Items from a figure collection:
________________________________________
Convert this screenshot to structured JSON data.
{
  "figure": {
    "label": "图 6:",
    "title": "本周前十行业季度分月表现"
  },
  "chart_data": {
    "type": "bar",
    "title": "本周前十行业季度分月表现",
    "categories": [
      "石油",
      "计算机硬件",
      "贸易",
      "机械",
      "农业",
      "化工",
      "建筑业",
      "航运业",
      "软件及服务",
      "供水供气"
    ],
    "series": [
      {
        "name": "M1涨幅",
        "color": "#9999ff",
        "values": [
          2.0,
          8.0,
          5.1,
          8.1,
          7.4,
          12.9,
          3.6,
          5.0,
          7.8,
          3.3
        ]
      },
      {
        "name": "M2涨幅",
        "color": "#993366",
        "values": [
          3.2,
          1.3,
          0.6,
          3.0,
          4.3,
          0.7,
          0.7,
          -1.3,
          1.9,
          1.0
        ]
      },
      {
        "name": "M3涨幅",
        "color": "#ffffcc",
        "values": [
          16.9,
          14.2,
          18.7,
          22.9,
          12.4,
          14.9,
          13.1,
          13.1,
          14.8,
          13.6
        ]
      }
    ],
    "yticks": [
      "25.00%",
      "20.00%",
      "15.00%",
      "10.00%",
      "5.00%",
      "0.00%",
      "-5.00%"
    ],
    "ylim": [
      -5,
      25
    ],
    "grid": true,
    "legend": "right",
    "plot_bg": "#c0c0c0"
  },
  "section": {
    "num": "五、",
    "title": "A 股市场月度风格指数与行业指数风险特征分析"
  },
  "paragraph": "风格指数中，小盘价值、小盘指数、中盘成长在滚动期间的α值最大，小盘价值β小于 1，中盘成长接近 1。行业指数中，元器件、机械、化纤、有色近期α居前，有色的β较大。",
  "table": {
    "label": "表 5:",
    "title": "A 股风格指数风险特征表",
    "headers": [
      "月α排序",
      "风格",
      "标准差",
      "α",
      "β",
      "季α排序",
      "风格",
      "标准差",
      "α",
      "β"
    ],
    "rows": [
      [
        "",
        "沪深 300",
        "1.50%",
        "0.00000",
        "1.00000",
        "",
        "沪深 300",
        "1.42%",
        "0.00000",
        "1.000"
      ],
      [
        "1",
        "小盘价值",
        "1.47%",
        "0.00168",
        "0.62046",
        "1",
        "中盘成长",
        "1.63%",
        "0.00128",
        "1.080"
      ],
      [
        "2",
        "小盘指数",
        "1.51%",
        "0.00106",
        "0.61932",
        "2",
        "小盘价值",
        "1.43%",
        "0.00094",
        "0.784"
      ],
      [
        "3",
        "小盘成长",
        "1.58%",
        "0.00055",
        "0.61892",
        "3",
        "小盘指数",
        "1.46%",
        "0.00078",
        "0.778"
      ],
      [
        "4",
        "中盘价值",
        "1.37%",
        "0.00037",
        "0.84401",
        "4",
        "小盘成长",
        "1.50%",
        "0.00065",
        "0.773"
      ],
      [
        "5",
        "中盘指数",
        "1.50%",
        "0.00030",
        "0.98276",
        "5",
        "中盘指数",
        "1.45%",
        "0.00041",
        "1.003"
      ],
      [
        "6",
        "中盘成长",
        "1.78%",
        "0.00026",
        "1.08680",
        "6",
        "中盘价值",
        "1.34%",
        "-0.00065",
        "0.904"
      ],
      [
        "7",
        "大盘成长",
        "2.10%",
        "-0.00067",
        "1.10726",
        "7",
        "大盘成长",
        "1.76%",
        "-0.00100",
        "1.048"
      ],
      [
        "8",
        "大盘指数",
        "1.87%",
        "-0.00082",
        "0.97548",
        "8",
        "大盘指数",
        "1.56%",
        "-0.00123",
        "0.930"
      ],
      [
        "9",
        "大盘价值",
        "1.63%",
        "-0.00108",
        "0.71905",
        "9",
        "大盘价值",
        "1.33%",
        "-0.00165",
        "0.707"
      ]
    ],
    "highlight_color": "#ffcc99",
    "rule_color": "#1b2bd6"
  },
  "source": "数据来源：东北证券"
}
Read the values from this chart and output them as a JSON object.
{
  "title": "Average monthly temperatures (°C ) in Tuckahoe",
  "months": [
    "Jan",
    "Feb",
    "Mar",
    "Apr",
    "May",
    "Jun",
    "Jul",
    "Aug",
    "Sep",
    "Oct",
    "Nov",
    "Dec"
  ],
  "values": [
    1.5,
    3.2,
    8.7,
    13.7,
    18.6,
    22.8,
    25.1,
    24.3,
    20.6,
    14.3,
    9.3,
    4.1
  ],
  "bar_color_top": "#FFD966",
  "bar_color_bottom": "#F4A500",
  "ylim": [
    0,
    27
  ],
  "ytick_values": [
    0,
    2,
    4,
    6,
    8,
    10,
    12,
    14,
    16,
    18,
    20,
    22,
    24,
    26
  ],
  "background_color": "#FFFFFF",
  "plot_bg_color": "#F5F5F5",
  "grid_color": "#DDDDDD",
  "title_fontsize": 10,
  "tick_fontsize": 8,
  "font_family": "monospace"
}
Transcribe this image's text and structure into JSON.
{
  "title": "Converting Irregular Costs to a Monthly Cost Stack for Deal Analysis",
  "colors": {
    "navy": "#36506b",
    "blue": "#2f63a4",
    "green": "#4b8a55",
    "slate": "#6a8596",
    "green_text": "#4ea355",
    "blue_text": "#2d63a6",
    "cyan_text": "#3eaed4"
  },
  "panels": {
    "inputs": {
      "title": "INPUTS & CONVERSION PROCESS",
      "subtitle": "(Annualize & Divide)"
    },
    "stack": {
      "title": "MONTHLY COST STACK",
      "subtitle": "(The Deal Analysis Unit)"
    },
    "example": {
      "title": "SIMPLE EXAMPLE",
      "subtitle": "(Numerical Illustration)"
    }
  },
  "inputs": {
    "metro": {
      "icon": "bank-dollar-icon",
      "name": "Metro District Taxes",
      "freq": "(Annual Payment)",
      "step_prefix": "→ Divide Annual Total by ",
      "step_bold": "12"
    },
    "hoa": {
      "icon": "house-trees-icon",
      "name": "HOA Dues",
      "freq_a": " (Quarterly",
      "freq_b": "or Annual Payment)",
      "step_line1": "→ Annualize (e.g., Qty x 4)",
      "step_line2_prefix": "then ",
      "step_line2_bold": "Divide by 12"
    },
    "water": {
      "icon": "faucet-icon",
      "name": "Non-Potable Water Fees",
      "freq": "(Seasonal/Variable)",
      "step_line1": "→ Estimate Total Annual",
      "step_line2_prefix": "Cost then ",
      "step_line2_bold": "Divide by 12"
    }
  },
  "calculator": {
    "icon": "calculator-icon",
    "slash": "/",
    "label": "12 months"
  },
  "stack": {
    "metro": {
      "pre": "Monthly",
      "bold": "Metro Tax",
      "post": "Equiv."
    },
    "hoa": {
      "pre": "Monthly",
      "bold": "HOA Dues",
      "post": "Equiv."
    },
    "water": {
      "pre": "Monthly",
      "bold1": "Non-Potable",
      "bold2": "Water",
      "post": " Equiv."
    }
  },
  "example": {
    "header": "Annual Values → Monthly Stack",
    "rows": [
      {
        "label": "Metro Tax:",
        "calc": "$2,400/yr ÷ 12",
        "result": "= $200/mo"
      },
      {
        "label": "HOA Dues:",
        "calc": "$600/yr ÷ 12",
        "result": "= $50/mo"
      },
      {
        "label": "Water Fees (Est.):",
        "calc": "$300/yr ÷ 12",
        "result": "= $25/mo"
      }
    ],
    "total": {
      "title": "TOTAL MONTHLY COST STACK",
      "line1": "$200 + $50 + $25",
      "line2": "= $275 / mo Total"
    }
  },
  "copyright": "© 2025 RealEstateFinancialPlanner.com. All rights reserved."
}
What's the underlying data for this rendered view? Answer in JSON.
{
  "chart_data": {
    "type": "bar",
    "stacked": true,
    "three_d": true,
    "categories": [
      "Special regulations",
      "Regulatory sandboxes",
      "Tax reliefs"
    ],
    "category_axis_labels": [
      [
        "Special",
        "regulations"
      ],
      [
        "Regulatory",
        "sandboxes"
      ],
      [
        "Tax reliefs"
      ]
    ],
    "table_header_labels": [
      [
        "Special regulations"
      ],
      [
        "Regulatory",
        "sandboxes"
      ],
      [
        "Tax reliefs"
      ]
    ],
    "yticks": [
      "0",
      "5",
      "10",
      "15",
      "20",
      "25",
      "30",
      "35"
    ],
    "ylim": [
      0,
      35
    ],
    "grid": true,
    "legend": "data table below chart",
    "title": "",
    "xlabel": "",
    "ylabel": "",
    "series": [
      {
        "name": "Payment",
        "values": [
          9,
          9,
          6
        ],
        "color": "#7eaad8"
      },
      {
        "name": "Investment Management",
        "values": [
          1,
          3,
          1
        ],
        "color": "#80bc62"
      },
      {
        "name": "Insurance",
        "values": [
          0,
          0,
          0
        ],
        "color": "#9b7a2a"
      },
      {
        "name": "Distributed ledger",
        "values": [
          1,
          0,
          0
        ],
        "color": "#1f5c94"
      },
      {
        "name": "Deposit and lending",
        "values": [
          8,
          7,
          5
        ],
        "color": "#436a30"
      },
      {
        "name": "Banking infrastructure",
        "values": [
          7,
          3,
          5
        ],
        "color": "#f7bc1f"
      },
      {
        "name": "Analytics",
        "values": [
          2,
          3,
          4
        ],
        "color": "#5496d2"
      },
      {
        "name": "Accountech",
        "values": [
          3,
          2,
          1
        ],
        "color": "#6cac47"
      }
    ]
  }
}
________________________________________
--- Given request ---
Give the lines exactly as they stand, from the line with "What's the underlying" through the end of the material.

--- Correct result ---
What's the underlying data for this rendered view? Answer in JSON.
{
  "chart_data": {
    "type": "bar",
    "stacked": true,
    "three_d": true,
    "categories": [
      "Special regulations",
      "Regulatory sandboxes",
      "Tax reliefs"
    ],
    "category_axis_labels": [
      [
        "Special",
        "regulations"
      ],
      [
        "Regulatory",
        "sandboxes"
      ],
      [
        "Tax reliefs"
      ]
    ],
    "table_header_labels": [
      [
        "Special regulations"
      ],
      [
        "Regulatory",
        "sandboxes"
      ],
      [
        "Tax reliefs"
      ]
    ],
    "yticks": [
      "0",
      "5",
      "10",
      "15",
      "20",
      "25",
      "30",
      "35"
    ],
    "ylim": [
      0,
      35
    ],
    "grid": true,
    "legend": "data table below chart",
    "title": "",
    "xlabel": "",
    "ylabel": "",
    "series": [
      {
        "name": "Payment",
        "values": [
          9,
          9,
          6
        ],
        "color": "#7eaad8"
      },
      {
        "name": "Investment Management",
        "values": [
          1,
          3,
          1
        ],
        "color": "#80bc62"
      },
      {
        "name": "Insurance",
        "values": [
          0,
          0,
          0
        ],
        "color": "#9b7a2a"
      },
      {
        "name": "Distributed ledger",
        "values": [
          1,
          0,
          0
        ],
        "color": "#1f5c94"
      },
      {
        "name": "Deposit and lending",
        "values": [
          8,
          7,
          5
        ],
        "color": "#436a30"
      },
      {
        "name": "Banking infrastructure",
        "values": [
          7,
          3,
          5
        ],
        "color": "#f7bc1f"
      },
      {
        "name": "Analytics",
        "values": [
          2,
          3,
          4
        ],
        "color": "#5496d2"
      },
      {
        "name": "Accountech",
        "values": [
          3,
          2,
          1
        ],
        "color": "#6cac47"
      }
    ]
  }
}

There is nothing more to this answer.